:: WHAT THE TASK REQUIRES ::
Copy every line of the listing below verbatim, omitting the picture placeholders.

:: SUPPLIED MATERIAL ::
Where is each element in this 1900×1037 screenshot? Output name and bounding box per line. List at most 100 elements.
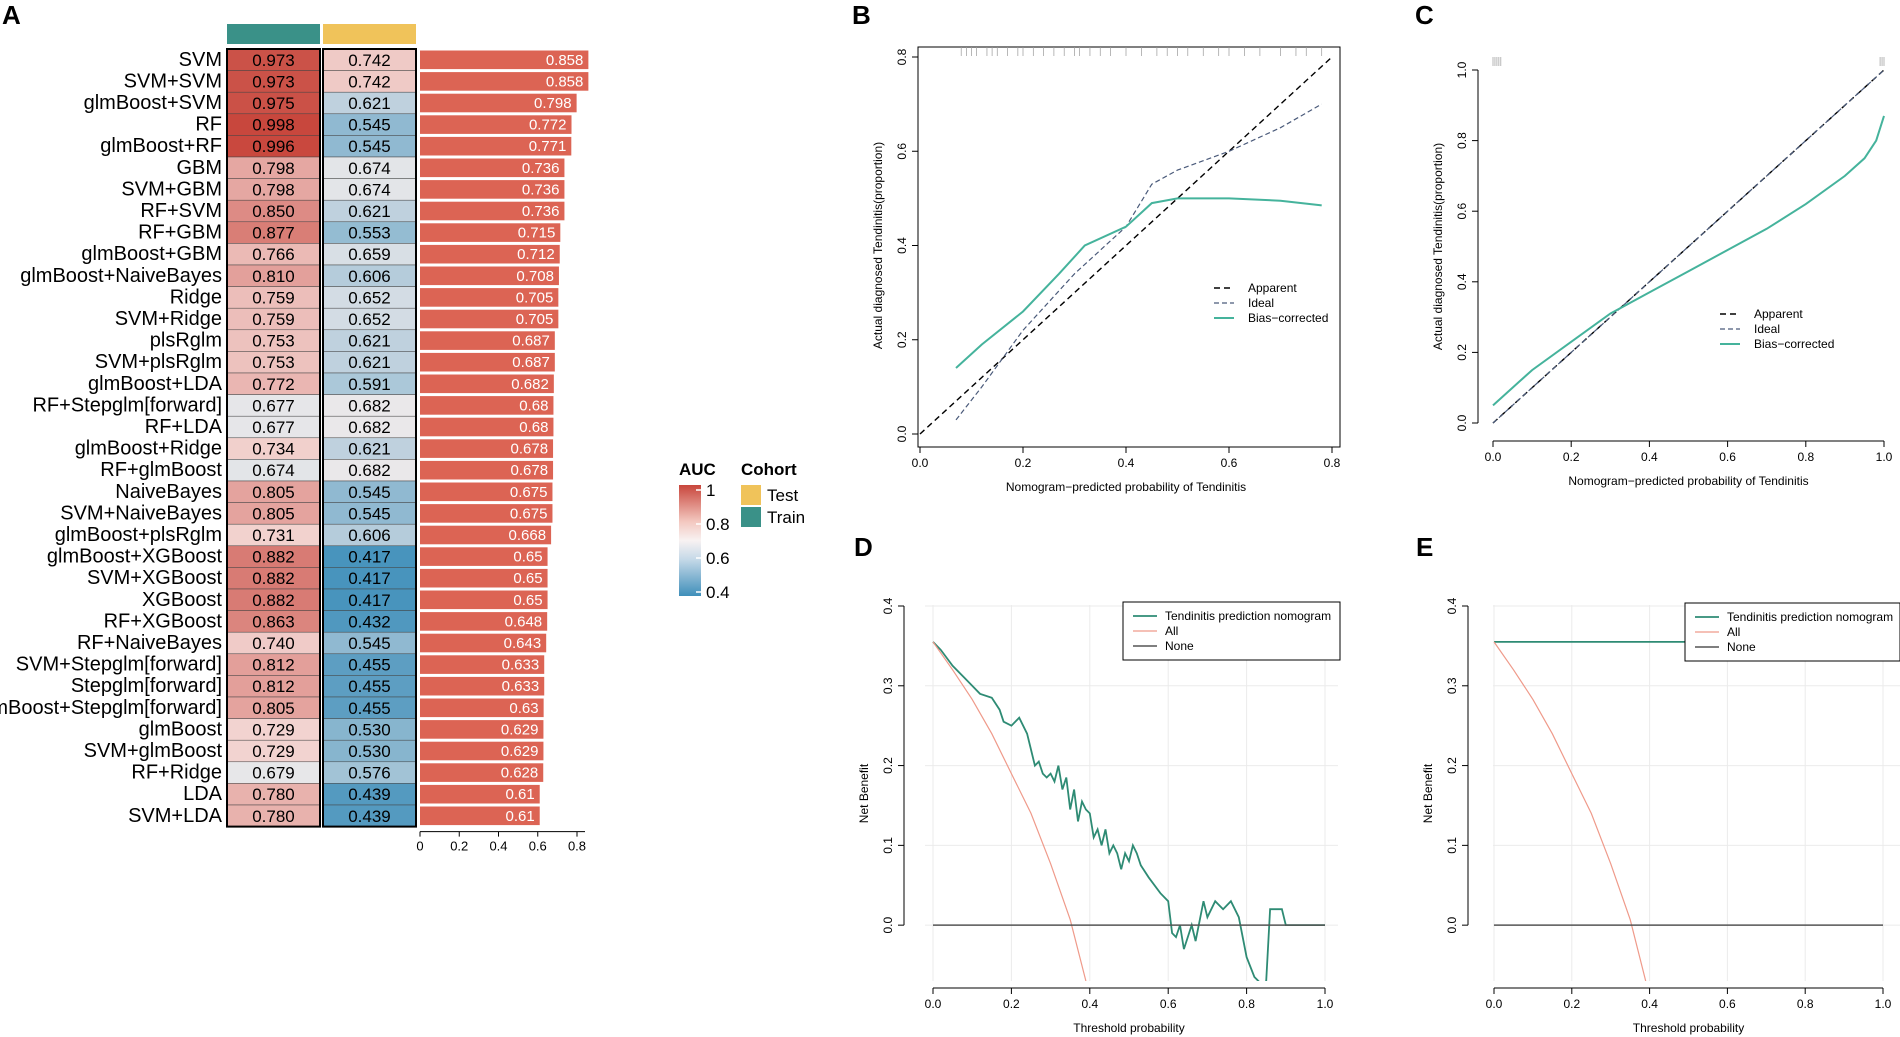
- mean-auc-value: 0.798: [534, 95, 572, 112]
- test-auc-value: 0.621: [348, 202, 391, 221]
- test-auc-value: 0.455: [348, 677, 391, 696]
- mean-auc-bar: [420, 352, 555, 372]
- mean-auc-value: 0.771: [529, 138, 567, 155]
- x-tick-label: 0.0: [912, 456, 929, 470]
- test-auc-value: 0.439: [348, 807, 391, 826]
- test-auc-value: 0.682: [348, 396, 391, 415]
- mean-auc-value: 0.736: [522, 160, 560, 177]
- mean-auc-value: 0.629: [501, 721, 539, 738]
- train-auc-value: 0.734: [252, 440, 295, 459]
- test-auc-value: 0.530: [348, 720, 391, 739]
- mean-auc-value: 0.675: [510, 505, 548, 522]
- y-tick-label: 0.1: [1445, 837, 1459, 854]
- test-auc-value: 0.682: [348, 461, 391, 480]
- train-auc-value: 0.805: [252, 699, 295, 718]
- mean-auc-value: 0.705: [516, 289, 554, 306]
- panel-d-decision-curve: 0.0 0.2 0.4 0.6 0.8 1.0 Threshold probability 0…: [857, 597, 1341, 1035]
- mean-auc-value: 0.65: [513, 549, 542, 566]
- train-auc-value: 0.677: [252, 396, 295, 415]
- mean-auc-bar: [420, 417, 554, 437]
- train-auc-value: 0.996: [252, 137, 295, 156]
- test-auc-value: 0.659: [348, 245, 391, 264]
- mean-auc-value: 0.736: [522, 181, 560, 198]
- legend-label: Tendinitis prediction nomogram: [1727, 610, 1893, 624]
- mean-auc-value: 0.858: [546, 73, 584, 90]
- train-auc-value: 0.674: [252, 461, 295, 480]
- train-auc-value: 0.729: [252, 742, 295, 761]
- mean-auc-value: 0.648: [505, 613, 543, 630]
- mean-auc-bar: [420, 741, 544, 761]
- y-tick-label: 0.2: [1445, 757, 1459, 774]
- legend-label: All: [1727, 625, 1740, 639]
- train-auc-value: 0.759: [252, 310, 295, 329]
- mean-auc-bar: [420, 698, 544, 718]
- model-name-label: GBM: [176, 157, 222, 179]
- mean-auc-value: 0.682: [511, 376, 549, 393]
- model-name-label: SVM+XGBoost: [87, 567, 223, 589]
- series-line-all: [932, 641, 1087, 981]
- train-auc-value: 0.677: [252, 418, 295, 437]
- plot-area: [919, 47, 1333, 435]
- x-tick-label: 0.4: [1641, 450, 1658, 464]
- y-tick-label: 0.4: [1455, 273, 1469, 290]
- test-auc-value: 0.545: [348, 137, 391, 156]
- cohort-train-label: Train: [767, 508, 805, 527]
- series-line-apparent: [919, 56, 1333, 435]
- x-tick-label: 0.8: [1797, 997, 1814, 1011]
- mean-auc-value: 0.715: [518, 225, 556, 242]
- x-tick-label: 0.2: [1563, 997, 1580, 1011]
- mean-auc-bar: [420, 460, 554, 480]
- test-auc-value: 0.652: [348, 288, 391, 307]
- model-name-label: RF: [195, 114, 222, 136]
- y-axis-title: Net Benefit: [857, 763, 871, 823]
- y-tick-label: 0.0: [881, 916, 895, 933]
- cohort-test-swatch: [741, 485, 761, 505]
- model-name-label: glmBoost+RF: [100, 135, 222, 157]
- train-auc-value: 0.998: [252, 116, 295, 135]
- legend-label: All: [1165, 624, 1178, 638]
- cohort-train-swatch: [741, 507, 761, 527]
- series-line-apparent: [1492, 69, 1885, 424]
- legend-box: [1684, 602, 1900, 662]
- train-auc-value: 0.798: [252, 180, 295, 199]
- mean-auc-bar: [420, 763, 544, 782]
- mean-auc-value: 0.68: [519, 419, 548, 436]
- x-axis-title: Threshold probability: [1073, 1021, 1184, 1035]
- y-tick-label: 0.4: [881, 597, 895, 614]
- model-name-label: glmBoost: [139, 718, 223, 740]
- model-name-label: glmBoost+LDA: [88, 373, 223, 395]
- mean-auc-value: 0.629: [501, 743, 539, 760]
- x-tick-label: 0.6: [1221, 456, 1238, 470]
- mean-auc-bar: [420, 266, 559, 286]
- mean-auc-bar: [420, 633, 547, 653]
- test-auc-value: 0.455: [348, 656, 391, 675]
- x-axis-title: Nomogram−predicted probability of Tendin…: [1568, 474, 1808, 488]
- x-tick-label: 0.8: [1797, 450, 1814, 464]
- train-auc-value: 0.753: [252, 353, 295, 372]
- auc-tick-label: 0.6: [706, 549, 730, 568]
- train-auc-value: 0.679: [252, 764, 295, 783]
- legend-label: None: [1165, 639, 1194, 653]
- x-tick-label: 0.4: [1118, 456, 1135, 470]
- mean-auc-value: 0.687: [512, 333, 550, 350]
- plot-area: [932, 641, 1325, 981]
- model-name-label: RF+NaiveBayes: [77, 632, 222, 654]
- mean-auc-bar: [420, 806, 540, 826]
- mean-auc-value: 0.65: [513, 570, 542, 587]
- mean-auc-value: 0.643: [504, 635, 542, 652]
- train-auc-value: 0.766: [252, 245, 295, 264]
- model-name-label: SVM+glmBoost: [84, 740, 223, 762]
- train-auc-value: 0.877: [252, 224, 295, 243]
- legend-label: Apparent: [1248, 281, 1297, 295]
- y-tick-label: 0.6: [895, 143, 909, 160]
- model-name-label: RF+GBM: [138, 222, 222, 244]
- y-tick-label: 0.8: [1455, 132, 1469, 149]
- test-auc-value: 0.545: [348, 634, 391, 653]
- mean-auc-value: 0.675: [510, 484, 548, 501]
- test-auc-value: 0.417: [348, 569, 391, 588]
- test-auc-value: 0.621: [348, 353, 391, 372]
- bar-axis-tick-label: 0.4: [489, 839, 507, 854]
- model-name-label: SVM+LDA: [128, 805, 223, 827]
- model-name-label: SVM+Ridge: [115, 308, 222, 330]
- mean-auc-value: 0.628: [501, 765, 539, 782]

:: REPLY ::
Where is each element in this 1900×1037 screenshot? Output name and bounding box per line. List at most 100 elements.
- mean-auc-value: 0.798: [534, 95, 572, 112]
- test-auc-value: 0.621: [348, 202, 391, 221]
- test-auc-value: 0.455: [348, 677, 391, 696]
- mean-auc-bar: [420, 352, 555, 372]
- mean-auc-value: 0.771: [529, 138, 567, 155]
- x-tick-label: 0.0: [912, 456, 929, 470]
- test-auc-value: 0.439: [348, 807, 391, 826]
- test-auc-value: 0.682: [348, 396, 391, 415]
- mean-auc-value: 0.736: [522, 160, 560, 177]
- mean-auc-value: 0.629: [501, 721, 539, 738]
- train-auc-value: 0.734: [252, 440, 295, 459]
- test-auc-value: 0.530: [348, 720, 391, 739]
- mean-auc-value: 0.675: [510, 505, 548, 522]
- y-tick-label: 0.1: [1445, 837, 1459, 854]
- test-auc-value: 0.682: [348, 461, 391, 480]
- train-auc-value: 0.805: [252, 699, 295, 718]
- mean-auc-value: 0.705: [516, 289, 554, 306]
- panel-d-decision-curve: 0.0 0.2 0.4 0.6 0.8 1.0 Threshold probability 0…: [857, 597, 1341, 1035]
- mean-auc-value: 0.65: [513, 549, 542, 566]
- train-auc-value: 0.677: [252, 396, 295, 415]
- mean-auc-bar: [420, 417, 554, 437]
- train-auc-value: 0.996: [252, 137, 295, 156]
- test-auc-value: 0.659: [348, 245, 391, 264]
- mean-auc-value: 0.736: [522, 181, 560, 198]
- legend-label: Tendinitis prediction nomogram: [1727, 610, 1893, 624]
- mean-auc-value: 0.858: [546, 73, 584, 90]
- train-auc-value: 0.674: [252, 461, 295, 480]
- train-auc-value: 0.729: [252, 742, 295, 761]
- mean-auc-value: 0.648: [505, 613, 543, 630]
- mean-auc-bar: [420, 741, 544, 761]
- y-tick-label: 0.2: [1445, 757, 1459, 774]
- legend-label: All: [1727, 625, 1740, 639]
- train-auc-value: 0.759: [252, 310, 295, 329]
- mean-auc-bar: [420, 698, 544, 718]
- model-name-label: GBM: [176, 157, 222, 179]
- mean-auc-value: 0.682: [511, 376, 549, 393]
- model-name-label: SVM+XGBoost: [87, 567, 223, 589]
- series-line-all: [932, 641, 1087, 981]
- train-auc-value: 0.677: [252, 418, 295, 437]
- plot-area: [919, 47, 1333, 435]
- x-tick-label: 0.4: [1641, 450, 1658, 464]
- y-tick-label: 0.4: [1455, 273, 1469, 290]
- test-auc-value: 0.545: [348, 137, 391, 156]
- cohort-train-label: Train: [767, 508, 805, 527]
- series-line-apparent: [919, 56, 1333, 435]
- x-tick-label: 0.8: [1797, 997, 1814, 1011]
- mean-auc-value: 0.715: [518, 225, 556, 242]
- x-tick-label: 0.2: [1563, 997, 1580, 1011]
- mean-auc-bar: [420, 460, 554, 480]
- test-auc-value: 0.652: [348, 288, 391, 307]
- model-name-label: RF: [195, 114, 222, 136]
- y-axis-title: Net Benefit: [857, 763, 871, 823]
- y-tick-label: 0.0: [881, 916, 895, 933]
- cohort-test-swatch: [741, 485, 761, 505]
- model-name-label: glmBoost+RF: [100, 135, 222, 157]
- train-auc-value: 0.998: [252, 116, 295, 135]
- legend-label: All: [1165, 624, 1178, 638]
- cohort-train-swatch: [741, 507, 761, 527]
- series-line-apparent: [1492, 69, 1885, 424]
- legend-box: [1684, 602, 1900, 662]
- train-auc-value: 0.798: [252, 180, 295, 199]
- mean-auc-bar: [420, 763, 544, 782]
- mean-auc-value: 0.68: [519, 419, 548, 436]
- x-axis-title: Threshold probability: [1073, 1021, 1184, 1035]
- y-tick-label: 0.4: [881, 597, 895, 614]
- model-name-label: glmBoost: [139, 718, 223, 740]
- model-name-label: glmBoost+LDA: [88, 373, 223, 395]
- mean-auc-value: 0.629: [501, 743, 539, 760]
- x-tick-label: 0.6: [1221, 456, 1238, 470]
- mean-auc-bar: [420, 266, 559, 286]
- mean-auc-bar: [420, 633, 547, 653]
- test-auc-value: 0.455: [348, 656, 391, 675]
- x-axis-title: Nomogram−predicted probability of Tendin…: [1568, 474, 1808, 488]
- x-tick-label: 0.8: [1797, 450, 1814, 464]
- train-auc-value: 0.753: [252, 353, 295, 372]
- auc-tick-label: 0.6: [706, 549, 730, 568]
- train-auc-value: 0.679: [252, 764, 295, 783]
- legend-label: None: [1165, 639, 1194, 653]
- x-tick-label: 0.4: [1118, 456, 1135, 470]
- mean-auc-value: 0.687: [512, 333, 550, 350]
- plot-area: [932, 641, 1325, 981]
- model-name-label: RF+NaiveBayes: [77, 632, 222, 654]
- mean-auc-bar: [420, 806, 540, 826]
- mean-auc-value: 0.65: [513, 570, 542, 587]
- mean-auc-value: 0.643: [504, 635, 542, 652]
- train-auc-value: 0.766: [252, 245, 295, 264]
- model-name-label: SVM+glmBoost: [84, 740, 223, 762]
- train-auc-value: 0.877: [252, 224, 295, 243]
- legend-label: Apparent: [1248, 281, 1297, 295]
- y-tick-label: 0.6: [895, 143, 909, 160]
- model-name-label: RF+GBM: [138, 222, 222, 244]
- y-tick-label: 0.8: [1455, 132, 1469, 149]
- test-auc-value: 0.545: [348, 634, 391, 653]
- mean-auc-value: 0.675: [510, 484, 548, 501]
- test-auc-value: 0.417: [348, 569, 391, 588]
- test-auc-value: 0.621: [348, 353, 391, 372]
- bar-axis-tick-label: 0.4: [489, 839, 507, 854]
- model-name-label: SVM+LDA: [128, 805, 223, 827]
- model-name-label: SVM+Ridge: [115, 308, 222, 330]
- mean-auc-value: 0.628: [501, 765, 539, 782]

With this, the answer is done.